(Document excerpt):
::::

BEIJING -- A blast which ripped through an explosives plant in China has left 13 people dead and another 20 missing, an official said Tuesday, compounding the country's poor industrial safety record.

Another 19 people were injured in the explosion on Monday at a three-storey workshop owned by Poly Explosives (Jinan), a state-owned company in the eastern province of Shandong, the Xinhua news agency reported.

Televised images showed orange-suited rescue workers combing through rubble after one building completely collapsed, leaving a framework of bent metal and scattered bricks.

An official in the city of Shangqiu, where the explosion occurred, confirmed the toll  but said he was "not sure about the cause" of the blast in the factory, which Xinhua said had an annual capacity of at least 30,000 tonnes of dynamite.

Police were using DNA identification to help confirm casualty numbers, said Liu Xinyun, director of the Jinan Municipal Public Security Bureau, according to the news agency.

::::

(Extracted records):

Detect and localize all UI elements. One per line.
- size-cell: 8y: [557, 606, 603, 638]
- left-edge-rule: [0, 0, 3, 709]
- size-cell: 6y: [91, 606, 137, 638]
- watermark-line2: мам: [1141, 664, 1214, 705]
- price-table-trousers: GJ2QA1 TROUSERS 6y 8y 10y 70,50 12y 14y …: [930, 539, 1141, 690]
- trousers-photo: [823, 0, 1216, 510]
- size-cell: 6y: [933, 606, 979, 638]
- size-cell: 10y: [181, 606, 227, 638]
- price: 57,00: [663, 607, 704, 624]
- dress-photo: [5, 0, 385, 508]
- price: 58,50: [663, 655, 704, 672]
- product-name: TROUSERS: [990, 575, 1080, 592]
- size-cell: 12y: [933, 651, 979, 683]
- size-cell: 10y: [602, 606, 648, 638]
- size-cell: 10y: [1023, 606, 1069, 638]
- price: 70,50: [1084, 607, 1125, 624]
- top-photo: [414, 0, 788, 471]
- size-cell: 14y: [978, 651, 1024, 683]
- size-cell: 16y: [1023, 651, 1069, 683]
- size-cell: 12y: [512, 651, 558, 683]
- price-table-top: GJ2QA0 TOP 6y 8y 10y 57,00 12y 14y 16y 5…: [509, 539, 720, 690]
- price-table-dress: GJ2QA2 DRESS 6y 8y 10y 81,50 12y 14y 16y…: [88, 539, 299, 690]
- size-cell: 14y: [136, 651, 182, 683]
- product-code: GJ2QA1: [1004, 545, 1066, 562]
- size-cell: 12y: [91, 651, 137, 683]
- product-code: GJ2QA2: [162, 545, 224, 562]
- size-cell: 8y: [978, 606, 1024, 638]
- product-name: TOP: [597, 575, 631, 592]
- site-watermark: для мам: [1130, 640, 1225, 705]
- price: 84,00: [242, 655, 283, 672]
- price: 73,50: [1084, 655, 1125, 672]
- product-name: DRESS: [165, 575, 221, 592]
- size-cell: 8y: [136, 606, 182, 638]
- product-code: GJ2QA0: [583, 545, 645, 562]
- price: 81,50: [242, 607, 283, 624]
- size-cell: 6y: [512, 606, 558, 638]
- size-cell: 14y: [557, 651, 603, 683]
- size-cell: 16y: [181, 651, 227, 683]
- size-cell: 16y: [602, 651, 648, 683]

::::

(Task details): Carry on the news report about the explosives plant blast in China from its final sentence. None of the data is needed for this work.

(Written answer):
Rescuers were still searching for the missing but clean-up efforts had also started, it added, citing the rescue headquarters.

The company is a civilian explosives manufacturer and the plant was new, Xinhua said.

Safety standards are regularly flouted in China, and workplace accidents remain common despite repeated pledges by the government to improve regulations and oversight.

On April 1, an explosion in a coal mine in Jilin province in the northeast killed seven people and left 11 missing, three days after another blast at the same site left 29 workers dead.